> [WORK TO COMPLETE]
Don't copy the pictures; return every other part of the records exactly.

--- START INPUT MATERIAL ---

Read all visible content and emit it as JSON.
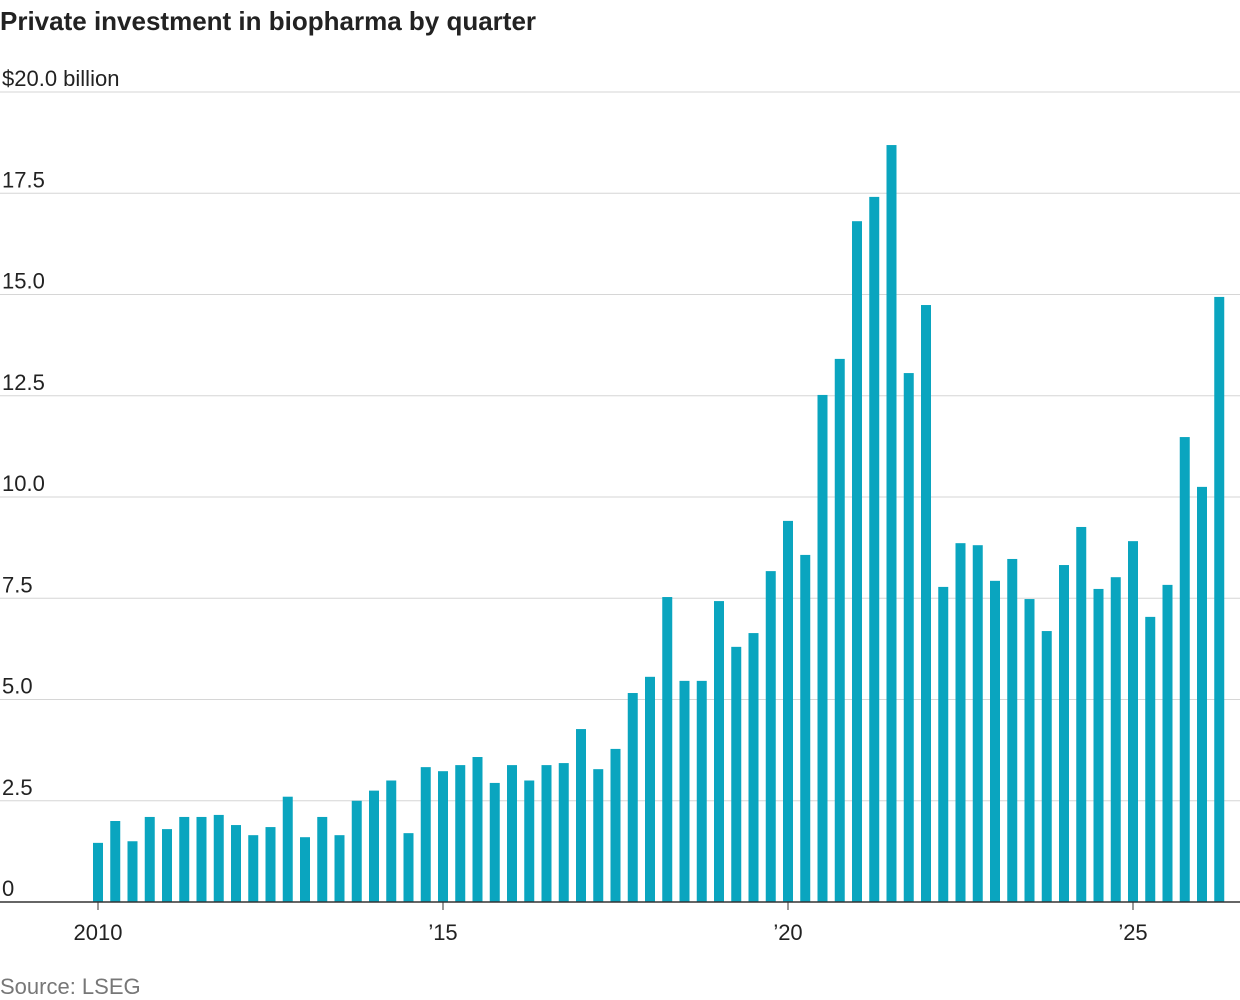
{
  "chart_data": {
    "type": "bar",
    "title": "Private investment in biopharma by quarter",
    "source": "Source: LSEG",
    "categories": [
      "2010",
      null,
      null,
      null,
      null,
      null,
      null,
      null,
      null,
      null,
      null,
      null,
      null,
      null,
      null,
      null,
      null,
      null,
      null,
      null,
      "’15",
      null,
      null,
      null,
      null,
      null,
      null,
      null,
      null,
      null,
      null,
      null,
      null,
      null,
      null,
      null,
      null,
      null,
      null,
      null,
      "’20",
      null,
      null,
      null,
      null,
      null,
      null,
      null,
      null,
      null,
      null,
      null,
      null,
      null,
      null,
      null,
      null,
      null,
      null,
      null,
      "’25",
      null,
      null,
      null,
      null,
      null
    ],
    "values": [
      1.46,
      2.0,
      1.5,
      2.1,
      1.8,
      2.1,
      2.1,
      2.15,
      1.9,
      1.65,
      1.85,
      2.6,
      1.6,
      2.1,
      1.65,
      2.5,
      2.75,
      3.0,
      1.7,
      3.33,
      3.23,
      3.38,
      3.58,
      2.94,
      3.38,
      3.0,
      3.38,
      3.43,
      4.27,
      3.28,
      3.78,
      5.16,
      5.56,
      7.53,
      5.46,
      5.46,
      7.43,
      6.3,
      6.64,
      8.17,
      9.41,
      8.57,
      12.52,
      13.41,
      16.81,
      17.41,
      18.69,
      13.06,
      14.74,
      7.78,
      8.86,
      8.81,
      7.93,
      8.47,
      7.48,
      6.69,
      8.32,
      9.26,
      7.73,
      8.02,
      8.91,
      7.04,
      7.83,
      11.48,
      10.25,
      14.94
    ],
    "color": "#0aa5bf",
    "ylim": [
      0,
      20
    ],
    "yticks": [
      0,
      2.5,
      {
        "value": 5,
        "label": "5.0"
      },
      7.5,
      {
        "value": 10,
        "label": "10.0"
      },
      12.5,
      {
        "value": 15,
        "label": "15.0"
      },
      17.5,
      {
        "value": 20,
        "label": "$20.0 billion"
      }
    ],
    "grid": true
  }
}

--- END INPUT MATERIAL ---

> [OUTPUT FOR THIS EXERCISE]
Read all visible content and emit it as JSON.
{
  "chart_data": {
    "type": "bar",
    "title": "Private investment in biopharma by quarter",
    "source": "Source: LSEG",
    "categories": [
      "2010",
      null,
      null,
      null,
      null,
      null,
      null,
      null,
      null,
      null,
      null,
      null,
      null,
      null,
      null,
      null,
      null,
      null,
      null,
      null,
      "’15",
      null,
      null,
      null,
      null,
      null,
      null,
      null,
      null,
      null,
      null,
      null,
      null,
      null,
      null,
      null,
      null,
      null,
      null,
      null,
      "’20",
      null,
      null,
      null,
      null,
      null,
      null,
      null,
      null,
      null,
      null,
      null,
      null,
      null,
      null,
      null,
      null,
      null,
      null,
      null,
      "’25",
      null,
      null,
      null,
      null,
      null
    ],
    "values": [
      1.46,
      2.0,
      1.5,
      2.1,
      1.8,
      2.1,
      2.1,
      2.15,
      1.9,
      1.65,
      1.85,
      2.6,
      1.6,
      2.1,
      1.65,
      2.5,
      2.75,
      3.0,
      1.7,
      3.33,
      3.23,
      3.38,
      3.58,
      2.94,
      3.38,
      3.0,
      3.38,
      3.43,
      4.27,
      3.28,
      3.78,
      5.16,
      5.56,
      7.53,
      5.46,
      5.46,
      7.43,
      6.3,
      6.64,
      8.17,
      9.41,
      8.57,
      12.52,
      13.41,
      16.81,
      17.41,
      18.69,
      13.06,
      14.74,
      7.78,
      8.86,
      8.81,
      7.93,
      8.47,
      7.48,
      6.69,
      8.32,
      9.26,
      7.73,
      8.02,
      8.91,
      7.04,
      7.83,
      11.48,
      10.25,
      14.94
    ],
    "color": "#0aa5bf",
    "ylim": [
      0,
      20
    ],
    "yticks": [
      0,
      2.5,
      {
        "value": 5,
        "label": "5.0"
      },
      7.5,
      {
        "value": 10,
        "label": "10.0"
      },
      12.5,
      {
        "value": 15,
        "label": "15.0"
      },
      17.5,
      {
        "value": 20,
        "label": "$20.0 billion"
      }
    ],
    "grid": true
  }
}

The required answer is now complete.